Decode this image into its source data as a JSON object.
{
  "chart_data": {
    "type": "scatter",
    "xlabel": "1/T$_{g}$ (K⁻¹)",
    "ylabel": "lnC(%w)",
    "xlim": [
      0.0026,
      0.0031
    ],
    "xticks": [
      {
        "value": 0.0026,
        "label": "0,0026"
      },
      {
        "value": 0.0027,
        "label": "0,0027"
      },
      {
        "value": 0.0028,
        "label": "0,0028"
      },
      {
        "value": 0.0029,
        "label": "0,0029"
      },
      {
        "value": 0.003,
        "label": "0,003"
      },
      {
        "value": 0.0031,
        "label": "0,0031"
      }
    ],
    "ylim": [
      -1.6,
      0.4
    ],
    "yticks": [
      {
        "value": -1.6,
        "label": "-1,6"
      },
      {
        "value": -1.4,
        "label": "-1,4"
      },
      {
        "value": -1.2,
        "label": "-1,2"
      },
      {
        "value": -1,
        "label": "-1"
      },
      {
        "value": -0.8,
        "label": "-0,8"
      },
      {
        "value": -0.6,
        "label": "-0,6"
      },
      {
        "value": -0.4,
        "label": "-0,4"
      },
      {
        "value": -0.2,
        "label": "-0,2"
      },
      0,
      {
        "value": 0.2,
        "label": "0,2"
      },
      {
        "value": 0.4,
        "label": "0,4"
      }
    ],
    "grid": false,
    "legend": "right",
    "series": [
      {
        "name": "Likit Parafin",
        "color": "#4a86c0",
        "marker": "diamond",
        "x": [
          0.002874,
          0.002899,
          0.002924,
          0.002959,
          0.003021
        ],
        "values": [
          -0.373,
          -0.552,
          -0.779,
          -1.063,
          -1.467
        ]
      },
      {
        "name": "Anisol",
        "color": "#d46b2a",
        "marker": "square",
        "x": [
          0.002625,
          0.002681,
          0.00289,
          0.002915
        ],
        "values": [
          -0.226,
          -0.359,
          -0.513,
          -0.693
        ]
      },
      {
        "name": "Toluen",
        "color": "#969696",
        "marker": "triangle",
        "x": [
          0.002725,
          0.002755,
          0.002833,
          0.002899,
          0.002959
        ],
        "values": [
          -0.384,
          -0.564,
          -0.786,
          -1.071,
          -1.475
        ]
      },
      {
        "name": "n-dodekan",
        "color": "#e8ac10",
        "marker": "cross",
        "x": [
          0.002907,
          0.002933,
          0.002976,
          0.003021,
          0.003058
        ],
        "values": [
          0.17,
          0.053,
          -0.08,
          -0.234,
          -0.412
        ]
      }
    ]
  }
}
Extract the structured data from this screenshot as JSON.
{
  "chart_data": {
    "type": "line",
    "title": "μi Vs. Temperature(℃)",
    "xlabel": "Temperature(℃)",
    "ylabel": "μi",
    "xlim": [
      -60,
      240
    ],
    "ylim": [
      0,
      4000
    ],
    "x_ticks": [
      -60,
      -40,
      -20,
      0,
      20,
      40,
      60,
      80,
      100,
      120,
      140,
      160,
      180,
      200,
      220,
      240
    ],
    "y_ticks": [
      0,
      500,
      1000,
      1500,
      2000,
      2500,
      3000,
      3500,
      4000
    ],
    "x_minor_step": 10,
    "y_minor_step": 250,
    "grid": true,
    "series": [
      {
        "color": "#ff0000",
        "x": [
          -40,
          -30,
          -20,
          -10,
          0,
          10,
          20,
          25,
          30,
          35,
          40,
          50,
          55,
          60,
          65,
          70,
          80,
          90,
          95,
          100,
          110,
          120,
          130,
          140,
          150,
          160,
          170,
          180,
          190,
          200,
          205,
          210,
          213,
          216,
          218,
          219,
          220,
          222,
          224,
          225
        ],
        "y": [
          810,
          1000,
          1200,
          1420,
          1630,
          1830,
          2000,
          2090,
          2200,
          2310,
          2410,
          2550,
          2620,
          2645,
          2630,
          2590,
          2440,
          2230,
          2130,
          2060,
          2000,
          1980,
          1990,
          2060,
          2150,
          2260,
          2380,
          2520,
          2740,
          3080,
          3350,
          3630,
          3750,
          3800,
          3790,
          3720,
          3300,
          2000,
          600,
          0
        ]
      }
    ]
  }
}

## [Aim of the exercise]
Take the entries above and transcribe them exactly.

## [The completed task]
Decode this image into its source data as a JSON object.
{
  "chart_data": {
    "type": "scatter",
    "xlabel": "1/T$_{g}$ (K⁻¹)",
    "ylabel": "lnC(%w)",
    "xlim": [
      0.0026,
      0.0031
    ],
    "xticks": [
      {
        "value": 0.0026,
        "label": "0,0026"
      },
      {
        "value": 0.0027,
        "label": "0,0027"
      },
      {
        "value": 0.0028,
        "label": "0,0028"
      },
      {
        "value": 0.0029,
        "label": "0,0029"
      },
      {
        "value": 0.003,
        "label": "0,003"
      },
      {
        "value": 0.0031,
        "label": "0,0031"
      }
    ],
    "ylim": [
      -1.6,
      0.4
    ],
    "yticks": [
      {
        "value": -1.6,
        "label": "-1,6"
      },
      {
        "value": -1.4,
        "label": "-1,4"
      },
      {
        "value": -1.2,
        "label": "-1,2"
      },
      {
        "value": -1,
        "label": "-1"
      },
      {
        "value": -0.8,
        "label": "-0,8"
      },
      {
        "value": -0.6,
        "label": "-0,6"
      },
      {
        "value": -0.4,
        "label": "-0,4"
      },
      {
        "value": -0.2,
        "label": "-0,2"
      },
      0,
      {
        "value": 0.2,
        "label": "0,2"
      },
      {
        "value": 0.4,
        "label": "0,4"
      }
    ],
    "grid": false,
    "legend": "right",
    "series": [
      {
        "name": "Likit Parafin",
        "color": "#4a86c0",
        "marker": "diamond",
        "x": [
          0.002874,
          0.002899,
          0.002924,
          0.002959,
          0.003021
        ],
        "values": [
          -0.373,
          -0.552,
          -0.779,
          -1.063,
          -1.467
        ]
      },
      {
        "name": "Anisol",
        "color": "#d46b2a",
        "marker": "square",
        "x": [
          0.002625,
          0.002681,
          0.00289,
          0.002915
        ],
        "values": [
          -0.226,
          -0.359,
          -0.513,
          -0.693
        ]
      },
      {
        "name": "Toluen",
        "color": "#969696",
        "marker": "triangle",
        "x": [
          0.002725,
          0.002755,
          0.002833,
          0.002899,
          0.002959
        ],
        "values": [
          -0.384,
          -0.564,
          -0.786,
          -1.071,
          -1.475
        ]
      },
      {
        "name": "n-dodekan",
        "color": "#e8ac10",
        "marker": "cross",
        "x": [
          0.002907,
          0.002933,
          0.002976,
          0.003021,
          0.003058
        ],
        "values": [
          0.17,
          0.053,
          -0.08,
          -0.234,
          -0.412
        ]
      }
    ]
  }
}
Extract the structured data from this screenshot as JSON.
{
  "chart_data": {
    "type": "line",
    "title": "μi Vs. Temperature(℃)",
    "xlabel": "Temperature(℃)",
    "ylabel": "μi",
    "xlim": [
      -60,
      240
    ],
    "ylim": [
      0,
      4000
    ],
    "x_ticks": [
      -60,
      -40,
      -20,
      0,
      20,
      40,
      60,
      80,
      100,
      120,
      140,
      160,
      180,
      200,
      220,
      240
    ],
    "y_ticks": [
      0,
      500,
      1000,
      1500,
      2000,
      2500,
      3000,
      3500,
      4000
    ],
    "x_minor_step": 10,
    "y_minor_step": 250,
    "grid": true,
    "series": [
      {
        "color": "#ff0000",
        "x": [
          -40,
          -30,
          -20,
          -10,
          0,
          10,
          20,
          25,
          30,
          35,
          40,
          50,
          55,
          60,
          65,
          70,
          80,
          90,
          95,
          100,
          110,
          120,
          130,
          140,
          150,
          160,
          170,
          180,
          190,
          200,
          205,
          210,
          213,
          216,
          218,
          219,
          220,
          222,
          224,
          225
        ],
        "y": [
          810,
          1000,
          1200,
          1420,
          1630,
          1830,
          2000,
          2090,
          2200,
          2310,
          2410,
          2550,
          2620,
          2645,
          2630,
          2590,
          2440,
          2230,
          2130,
          2060,
          2000,
          1980,
          1990,
          2060,
          2150,
          2260,
          2380,
          2520,
          2740,
          3080,
          3350,
          3630,
          3750,
          3800,
          3790,
          3720,
          3300,
          2000,
          600,
          0
        ]
      }
    ]
  }
}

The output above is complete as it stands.